TASK DETAILS:
Please return every line in the entries below with the word "sesB" in it.

[Opening PROVIDED MATERIAL section]

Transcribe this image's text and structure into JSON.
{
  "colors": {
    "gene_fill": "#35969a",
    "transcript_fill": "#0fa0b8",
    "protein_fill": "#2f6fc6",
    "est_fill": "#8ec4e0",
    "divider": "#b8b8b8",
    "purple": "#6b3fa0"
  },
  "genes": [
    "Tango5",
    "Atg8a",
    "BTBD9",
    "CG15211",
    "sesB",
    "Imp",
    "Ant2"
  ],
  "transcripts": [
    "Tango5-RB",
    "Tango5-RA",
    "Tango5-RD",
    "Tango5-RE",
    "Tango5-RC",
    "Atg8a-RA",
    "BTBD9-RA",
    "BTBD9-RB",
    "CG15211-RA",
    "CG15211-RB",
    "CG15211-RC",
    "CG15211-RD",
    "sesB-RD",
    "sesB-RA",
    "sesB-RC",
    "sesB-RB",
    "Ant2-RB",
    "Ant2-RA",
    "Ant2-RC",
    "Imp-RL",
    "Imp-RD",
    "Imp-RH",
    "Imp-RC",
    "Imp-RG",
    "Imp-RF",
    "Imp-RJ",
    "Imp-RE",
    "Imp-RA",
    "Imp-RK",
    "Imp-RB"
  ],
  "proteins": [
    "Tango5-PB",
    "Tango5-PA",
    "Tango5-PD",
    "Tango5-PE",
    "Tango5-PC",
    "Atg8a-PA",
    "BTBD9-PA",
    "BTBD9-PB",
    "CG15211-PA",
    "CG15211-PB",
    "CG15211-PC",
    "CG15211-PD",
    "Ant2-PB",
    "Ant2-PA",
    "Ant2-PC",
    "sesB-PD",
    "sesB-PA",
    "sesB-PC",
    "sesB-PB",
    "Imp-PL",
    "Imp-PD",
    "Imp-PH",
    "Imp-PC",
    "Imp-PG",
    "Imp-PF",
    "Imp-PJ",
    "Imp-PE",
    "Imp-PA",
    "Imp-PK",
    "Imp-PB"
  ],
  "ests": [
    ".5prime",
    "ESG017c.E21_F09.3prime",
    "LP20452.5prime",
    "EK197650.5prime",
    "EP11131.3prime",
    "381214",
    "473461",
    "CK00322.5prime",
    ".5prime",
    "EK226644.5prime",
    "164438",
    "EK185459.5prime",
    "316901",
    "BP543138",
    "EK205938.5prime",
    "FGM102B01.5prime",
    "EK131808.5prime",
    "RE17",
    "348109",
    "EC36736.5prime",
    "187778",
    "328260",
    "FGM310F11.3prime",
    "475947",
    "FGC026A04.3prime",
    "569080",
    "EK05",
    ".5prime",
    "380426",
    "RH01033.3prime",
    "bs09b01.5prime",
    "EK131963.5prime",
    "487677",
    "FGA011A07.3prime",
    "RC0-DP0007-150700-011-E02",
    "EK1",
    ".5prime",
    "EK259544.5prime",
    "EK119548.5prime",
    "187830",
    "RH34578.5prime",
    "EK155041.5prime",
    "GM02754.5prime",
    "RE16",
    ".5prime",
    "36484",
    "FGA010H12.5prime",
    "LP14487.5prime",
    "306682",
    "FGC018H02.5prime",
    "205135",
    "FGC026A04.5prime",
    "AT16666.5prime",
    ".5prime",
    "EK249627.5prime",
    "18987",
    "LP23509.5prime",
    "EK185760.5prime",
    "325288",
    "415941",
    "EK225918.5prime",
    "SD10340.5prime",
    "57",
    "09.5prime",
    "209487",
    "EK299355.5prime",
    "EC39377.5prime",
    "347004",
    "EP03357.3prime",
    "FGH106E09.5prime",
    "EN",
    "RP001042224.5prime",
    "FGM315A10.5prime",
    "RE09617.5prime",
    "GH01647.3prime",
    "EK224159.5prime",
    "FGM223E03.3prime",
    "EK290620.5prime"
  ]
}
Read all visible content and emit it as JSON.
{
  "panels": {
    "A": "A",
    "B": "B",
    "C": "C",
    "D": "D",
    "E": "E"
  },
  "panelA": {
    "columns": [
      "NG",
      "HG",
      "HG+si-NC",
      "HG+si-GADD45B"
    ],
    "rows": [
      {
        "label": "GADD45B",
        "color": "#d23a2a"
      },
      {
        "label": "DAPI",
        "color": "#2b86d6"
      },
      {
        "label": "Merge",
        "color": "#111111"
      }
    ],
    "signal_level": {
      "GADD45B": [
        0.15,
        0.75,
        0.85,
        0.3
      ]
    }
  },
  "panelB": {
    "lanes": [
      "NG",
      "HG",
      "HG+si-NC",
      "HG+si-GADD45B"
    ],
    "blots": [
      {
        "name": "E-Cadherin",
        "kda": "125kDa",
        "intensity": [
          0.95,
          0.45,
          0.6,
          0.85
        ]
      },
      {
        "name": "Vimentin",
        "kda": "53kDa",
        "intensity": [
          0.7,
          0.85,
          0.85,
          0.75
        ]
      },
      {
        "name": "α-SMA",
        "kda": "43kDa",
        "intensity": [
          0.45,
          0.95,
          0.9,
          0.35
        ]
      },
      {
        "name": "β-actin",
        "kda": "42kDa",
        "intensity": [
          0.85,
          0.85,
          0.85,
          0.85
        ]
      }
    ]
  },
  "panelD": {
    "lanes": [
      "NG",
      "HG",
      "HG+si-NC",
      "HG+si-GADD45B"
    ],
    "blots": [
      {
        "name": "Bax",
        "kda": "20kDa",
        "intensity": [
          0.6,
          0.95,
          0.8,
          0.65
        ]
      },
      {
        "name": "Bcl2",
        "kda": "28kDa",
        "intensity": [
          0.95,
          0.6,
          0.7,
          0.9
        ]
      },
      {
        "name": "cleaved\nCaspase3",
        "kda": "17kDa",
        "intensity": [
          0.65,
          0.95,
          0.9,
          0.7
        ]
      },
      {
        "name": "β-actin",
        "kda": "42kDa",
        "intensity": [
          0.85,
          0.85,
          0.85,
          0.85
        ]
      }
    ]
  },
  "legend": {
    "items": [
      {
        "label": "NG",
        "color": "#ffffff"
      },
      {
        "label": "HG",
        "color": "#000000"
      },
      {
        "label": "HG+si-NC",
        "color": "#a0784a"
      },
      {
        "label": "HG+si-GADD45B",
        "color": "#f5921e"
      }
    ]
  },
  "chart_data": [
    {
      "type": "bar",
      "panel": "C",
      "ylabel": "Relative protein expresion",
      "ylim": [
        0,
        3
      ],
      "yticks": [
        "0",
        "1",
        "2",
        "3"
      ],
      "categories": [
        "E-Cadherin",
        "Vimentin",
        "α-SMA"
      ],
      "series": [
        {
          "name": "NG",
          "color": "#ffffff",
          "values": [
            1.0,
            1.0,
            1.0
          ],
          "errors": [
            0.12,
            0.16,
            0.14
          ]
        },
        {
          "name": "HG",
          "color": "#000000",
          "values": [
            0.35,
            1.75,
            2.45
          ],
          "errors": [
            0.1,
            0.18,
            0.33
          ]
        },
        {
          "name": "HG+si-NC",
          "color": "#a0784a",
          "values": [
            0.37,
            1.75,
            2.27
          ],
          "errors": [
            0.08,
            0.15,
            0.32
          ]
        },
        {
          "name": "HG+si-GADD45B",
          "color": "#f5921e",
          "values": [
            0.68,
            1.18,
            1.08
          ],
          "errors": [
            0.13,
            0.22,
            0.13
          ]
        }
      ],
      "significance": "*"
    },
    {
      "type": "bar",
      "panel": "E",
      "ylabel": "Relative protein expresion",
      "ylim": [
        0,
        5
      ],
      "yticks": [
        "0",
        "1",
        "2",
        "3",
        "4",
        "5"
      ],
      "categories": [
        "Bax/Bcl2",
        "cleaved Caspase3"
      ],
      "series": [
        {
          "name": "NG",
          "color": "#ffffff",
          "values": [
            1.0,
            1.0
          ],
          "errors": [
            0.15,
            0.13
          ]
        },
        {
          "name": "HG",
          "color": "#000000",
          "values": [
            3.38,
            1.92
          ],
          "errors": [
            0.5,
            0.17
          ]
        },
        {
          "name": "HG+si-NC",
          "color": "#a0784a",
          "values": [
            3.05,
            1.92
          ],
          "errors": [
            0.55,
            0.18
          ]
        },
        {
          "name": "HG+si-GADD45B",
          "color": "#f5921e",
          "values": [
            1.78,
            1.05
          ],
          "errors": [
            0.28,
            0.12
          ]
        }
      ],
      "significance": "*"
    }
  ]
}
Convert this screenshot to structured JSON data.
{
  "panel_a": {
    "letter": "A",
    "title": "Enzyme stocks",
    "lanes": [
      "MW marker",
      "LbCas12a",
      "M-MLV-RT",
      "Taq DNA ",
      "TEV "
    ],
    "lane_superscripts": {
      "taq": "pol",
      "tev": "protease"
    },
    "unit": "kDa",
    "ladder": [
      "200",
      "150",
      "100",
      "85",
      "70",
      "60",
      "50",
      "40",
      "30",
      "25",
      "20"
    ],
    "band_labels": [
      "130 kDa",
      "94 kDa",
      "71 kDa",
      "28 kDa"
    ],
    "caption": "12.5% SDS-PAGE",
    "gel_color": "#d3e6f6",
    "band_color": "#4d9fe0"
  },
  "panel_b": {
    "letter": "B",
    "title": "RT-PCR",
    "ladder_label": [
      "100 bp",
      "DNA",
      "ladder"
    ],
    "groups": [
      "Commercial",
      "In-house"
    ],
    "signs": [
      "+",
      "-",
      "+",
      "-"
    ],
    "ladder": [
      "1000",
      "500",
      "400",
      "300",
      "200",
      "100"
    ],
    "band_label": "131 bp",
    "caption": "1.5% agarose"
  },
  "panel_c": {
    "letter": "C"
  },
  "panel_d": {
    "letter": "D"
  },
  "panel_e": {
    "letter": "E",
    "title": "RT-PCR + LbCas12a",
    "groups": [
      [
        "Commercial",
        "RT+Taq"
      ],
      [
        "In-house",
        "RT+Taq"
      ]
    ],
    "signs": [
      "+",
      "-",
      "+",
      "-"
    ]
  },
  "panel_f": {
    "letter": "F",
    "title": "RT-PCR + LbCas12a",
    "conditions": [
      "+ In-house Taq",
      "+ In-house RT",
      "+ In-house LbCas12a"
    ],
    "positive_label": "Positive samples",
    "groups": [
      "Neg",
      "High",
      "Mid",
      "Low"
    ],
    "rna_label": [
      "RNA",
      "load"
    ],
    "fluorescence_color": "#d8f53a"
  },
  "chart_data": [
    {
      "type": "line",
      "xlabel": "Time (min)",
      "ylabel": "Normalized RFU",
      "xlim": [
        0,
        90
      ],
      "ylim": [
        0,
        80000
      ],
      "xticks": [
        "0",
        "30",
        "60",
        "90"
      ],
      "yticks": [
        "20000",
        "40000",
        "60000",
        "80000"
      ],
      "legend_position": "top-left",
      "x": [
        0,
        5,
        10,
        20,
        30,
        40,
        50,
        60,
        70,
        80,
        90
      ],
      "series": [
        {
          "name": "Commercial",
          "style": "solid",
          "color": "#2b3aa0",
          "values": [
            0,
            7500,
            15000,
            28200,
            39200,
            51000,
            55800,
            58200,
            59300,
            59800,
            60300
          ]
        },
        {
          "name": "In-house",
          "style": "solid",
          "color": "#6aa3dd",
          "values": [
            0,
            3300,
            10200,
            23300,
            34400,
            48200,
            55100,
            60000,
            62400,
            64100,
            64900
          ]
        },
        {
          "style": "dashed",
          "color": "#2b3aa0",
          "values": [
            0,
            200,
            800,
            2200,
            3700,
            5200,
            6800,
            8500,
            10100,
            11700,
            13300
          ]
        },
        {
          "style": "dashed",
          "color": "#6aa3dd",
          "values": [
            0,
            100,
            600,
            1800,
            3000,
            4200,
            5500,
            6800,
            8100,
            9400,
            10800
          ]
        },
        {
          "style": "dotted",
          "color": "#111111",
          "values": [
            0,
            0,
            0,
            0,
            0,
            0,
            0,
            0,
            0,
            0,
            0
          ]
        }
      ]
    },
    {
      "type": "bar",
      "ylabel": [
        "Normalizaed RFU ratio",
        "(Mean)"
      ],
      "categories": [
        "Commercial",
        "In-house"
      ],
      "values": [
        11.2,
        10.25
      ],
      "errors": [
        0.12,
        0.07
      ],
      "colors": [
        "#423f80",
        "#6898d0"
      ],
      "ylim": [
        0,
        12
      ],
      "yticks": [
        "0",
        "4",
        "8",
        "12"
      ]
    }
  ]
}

[Closing PROVIDED MATERIAL section]

ANSWER TO THIS TASK:
    "sesB",
    "sesB-RD",
    "sesB-RA",
    "sesB-RC",
    "sesB-RB",
    "sesB-PD",
    "sesB-PA",
    "sesB-PC",
    "sesB-PB",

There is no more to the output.